-- START GIVEN RECORDS --
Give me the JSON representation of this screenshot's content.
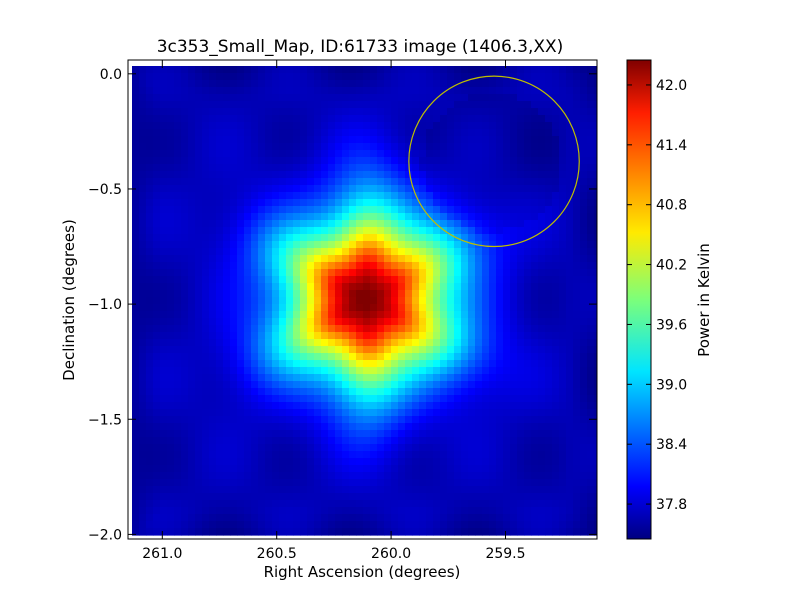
{
  "chart_data": {
    "type": "heatmap",
    "title": "3c353_Small_Map, ID:61733 image (1406.3,XX)",
    "xlabel": "Right Ascension (degrees)",
    "ylabel": "Declination (degrees)",
    "xlim": [
      261.15,
      259.1
    ],
    "ylim": [
      -2.02,
      0.06
    ],
    "x_ticks": [
      261.0,
      260.5,
      260.0,
      259.5
    ],
    "x_tick_labels": [
      "261.0",
      "260.5",
      "260.0",
      "259.5"
    ],
    "y_ticks": [
      0.0,
      -0.5,
      -1.0,
      -1.5,
      -2.0
    ],
    "y_tick_labels": [
      "0.0",
      "−0.5",
      "−1.0",
      "−1.5",
      "−2.0"
    ],
    "colormap": "jet",
    "colorbar": {
      "label": "Power in Kelvin",
      "range": [
        37.45,
        42.25
      ],
      "ticks": [
        42.0,
        41.4,
        40.8,
        40.2,
        39.6,
        39.0,
        38.4,
        37.8
      ],
      "tick_labels": [
        "42.0",
        "41.4",
        "40.8",
        "40.2",
        "39.6",
        "39.0",
        "38.4",
        "37.8"
      ]
    },
    "background_level": 37.7,
    "source": {
      "peak": 42.2,
      "ra": 260.1,
      "dec": -0.98
    },
    "annotation": {
      "shape": "circle",
      "color": "#bfbf00",
      "center_ra": 259.55,
      "center_dec": -0.38,
      "radius_deg": 0.37
    },
    "grid": false
  }
}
-- END GIVEN RECORDS --
> _TO DO_: Reproduce the entries above exactly. Do not include the images.

> _SOLUTION BELOW_:
Give me the JSON representation of this screenshot's content.
{
  "chart_data": {
    "type": "heatmap",
    "title": "3c353_Small_Map, ID:61733 image (1406.3,XX)",
    "xlabel": "Right Ascension (degrees)",
    "ylabel": "Declination (degrees)",
    "xlim": [
      261.15,
      259.1
    ],
    "ylim": [
      -2.02,
      0.06
    ],
    "x_ticks": [
      261.0,
      260.5,
      260.0,
      259.5
    ],
    "x_tick_labels": [
      "261.0",
      "260.5",
      "260.0",
      "259.5"
    ],
    "y_ticks": [
      0.0,
      -0.5,
      -1.0,
      -1.5,
      -2.0
    ],
    "y_tick_labels": [
      "0.0",
      "−0.5",
      "−1.0",
      "−1.5",
      "−2.0"
    ],
    "colormap": "jet",
    "colorbar": {
      "label": "Power in Kelvin",
      "range": [
        37.45,
        42.25
      ],
      "ticks": [
        42.0,
        41.4,
        40.8,
        40.2,
        39.6,
        39.0,
        38.4,
        37.8
      ],
      "tick_labels": [
        "42.0",
        "41.4",
        "40.8",
        "40.2",
        "39.6",
        "39.0",
        "38.4",
        "37.8"
      ]
    },
    "background_level": 37.7,
    "source": {
      "peak": 42.2,
      "ra": 260.1,
      "dec": -0.98
    },
    "annotation": {
      "shape": "circle",
      "color": "#bfbf00",
      "center_ra": 259.55,
      "center_dec": -0.38,
      "radius_deg": 0.37
    },
    "grid": false
  }
}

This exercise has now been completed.